(WRITTEN INSTRUCTION) Go through the entries below and collect each line with the string "tanishtirishga" in it.
....
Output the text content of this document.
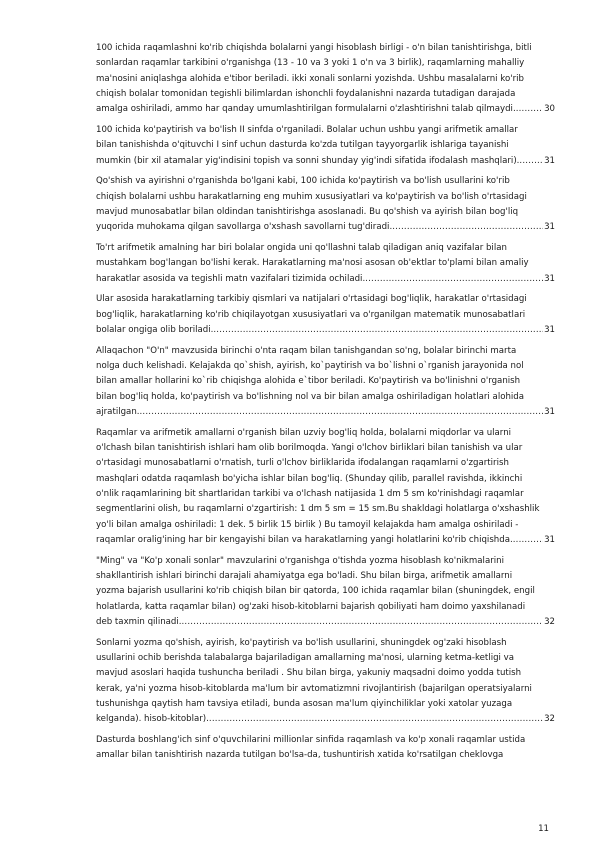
100 ichida raqamlashni ko'rib chiqishda bolalarni yangi hisoblash birligi - o'n bilan tanishtirishga, bitli
sonlardan raqamlar tarkibini o'rganishga (13 - 10 va 3 yoki 1 o'n va 3 birlik), raqamlarning mahalliy
ma'nosini aniqlashga alohida e'tibor beriladi. ikki xonali sonlarni yozishda. Ushbu masalalarni ko'rib
chiqish bolalar tomonidan tegishli bilimlardan ishonchli foydalanishni nazarda tutadigan darajada
amalga oshiriladi, ammo har qanday umumlashtirilgan formulalarni o'zlashtirishni talab qilmaydi. .....	30
100 ichida ko'paytirish va bo'lish II sinfda o'rganiladi. Bolalar uchun ushbu yangi arifmetik amallar
bilan tanishishda o'qituvchi I sinf uchun dasturda ko'zda tutilgan tayyorgarlik ishlariga tayanishi
mumkin (bir xil atamalar yig'indisini topish va sonni shunday yig'indi sifatida ifodalash mashqlari). .....	31
Qo'shish va ayirishni o'rganishda bo'lgani kabi, 100 ichida ko'paytirish va bo'lish usullarini ko'rib
chiqish bolalarni ushbu harakatlarning eng muhim xususiyatlari va ko'paytirish va bo'lish o'rtasidagi
mavjud munosabatlar bilan oldindan tanishtirishga asoslanadi. Bu qo'shish va ayirish bilan bog'liq
yuqorida muhokama qilgan savollarga o'xshash savollarni tug'diradi. .....	31
To'rt arifmetik amalning har biri bolalar ongida uni qo'llashni talab qiladigan aniq vazifalar bilan
mustahkam bog'langan bo'lishi kerak. Harakatlarning ma'nosi asosan ob'ektlar to'plami bilan amaliy
harakatlar asosida va tegishli matn vazifalari tizimida ochiladi. .....	31
Ular asosida harakatlarning tarkibiy qismlari va natijalari o'rtasidagi bog'liqlik, harakatlar o'rtasidagi
bog'liqlik, harakatlarning ko'rib chiqilayotgan xususiyatlari va o'rganilgan matematik munosabatlari
bolalar ongiga olib boriladi. .....	31
Allaqachon "O'n" mavzusida birinchi o'nta raqam bilan tanishgandan so'ng, bolalar birinchi marta
nolga duch kelishadi. Kelajakda qo`shish, ayirish, ko`paytirish va bo`lishni o`rganish jarayonida nol
bilan amallar hollarini ko`rib chiqishga alohida e`tibor beriladi. Ko'paytirish va bo'linishni o'rganish
bilan bog'liq holda, ko'paytirish va bo'lishning nol va bir bilan amalga oshiriladigan holatlari alohida
ajratilgan. .....	31
Raqamlar va arifmetik amallarni o'rganish bilan uzviy bog'liq holda, bolalarni miqdorlar va ularni
o'lchash bilan tanishtirish ishlari ham olib borilmoqda. Yangi o'lchov birliklari bilan tanishish va ular
o'rtasidagi munosabatlarni o'rnatish, turli o'lchov birliklarida ifodalangan raqamlarni o'zgartirish
mashqlari odatda raqamlash bo'yicha ishlar bilan bog'liq. (Shunday qilib, parallel ravishda, ikkinchi
o'nlik raqamlarining bit shartlaridan tarkibi va o'lchash natijasida 1 dm 5 sm ko'rinishdagi raqamlar
segmentlarini olish, bu raqamlarni o'zgartirish: 1 dm 5 sm = 15 sm.Bu shakldagi holatlarga o'xshashlik
yo'li bilan amalga oshiriladi: 1 dek. 5 birlik 15 birlik ) Bu tamoyil kelajakda ham amalga oshiriladi -
raqamlar oralig'ining har bir kengayishi bilan va harakatlarning yangi holatlarini ko'rib chiqishda. .....	31
"Ming" va "Ko'p xonali sonlar" mavzularini o'rganishga o'tishda yozma hisoblash ko'nikmalarini
shakllantirish ishlari birinchi darajali ahamiyatga ega bo'ladi. Shu bilan birga, arifmetik amallarni
yozma bajarish usullarini ko'rib chiqish bilan bir qatorda, 100 ichida raqamlar bilan (shuningdek, engil
holatlarda, katta raqamlar bilan) og'zaki hisob-kitoblarni bajarish qobiliyati ham doimo yaxshilanadi
deb taxmin qilinadi. .....	32
Sonlarni yozma qo'shish, ayirish, ko'paytirish va bo'lish usullarini, shuningdek og'zaki hisoblash
usullarini ochib berishda talabalarga bajariladigan amallarning ma'nosi, ularning ketma-ketligi va
mavjud asoslari haqida tushuncha beriladi . Shu bilan birga, yakuniy maqsadni doimo yodda tutish
kerak, ya'ni yozma hisob-kitoblarda ma'lum bir avtomatizmni rivojlantirish (bajarilgan operatsiyalarni
tushunishga qaytish ham tavsiya etiladi, bunda asosan ma'lum qiyinchiliklar yoki xatolar yuzaga
kelganda). hisob-kitoblar). .....	32
Dasturda boshlang'ich sinf o'quvchilarini millionlar sinfida raqamlash va ko'p xonali raqamlar ustida
amallar bilan tanishtirish nazarda tutilgan bo'lsa-da, tushuntirish xatida ko'rsatilgan cheklovga
11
....
(TASK OUTPUT)
100 ichida raqamlashni ko'rib chiqishda bolalarni yangi hisoblash birligi - o'n bilan tanishtirishga, bitli
mavjud munosabatlar bilan oldindan tanishtirishga asoslanadi. Bu qo'shish va ayirish bilan bog'liq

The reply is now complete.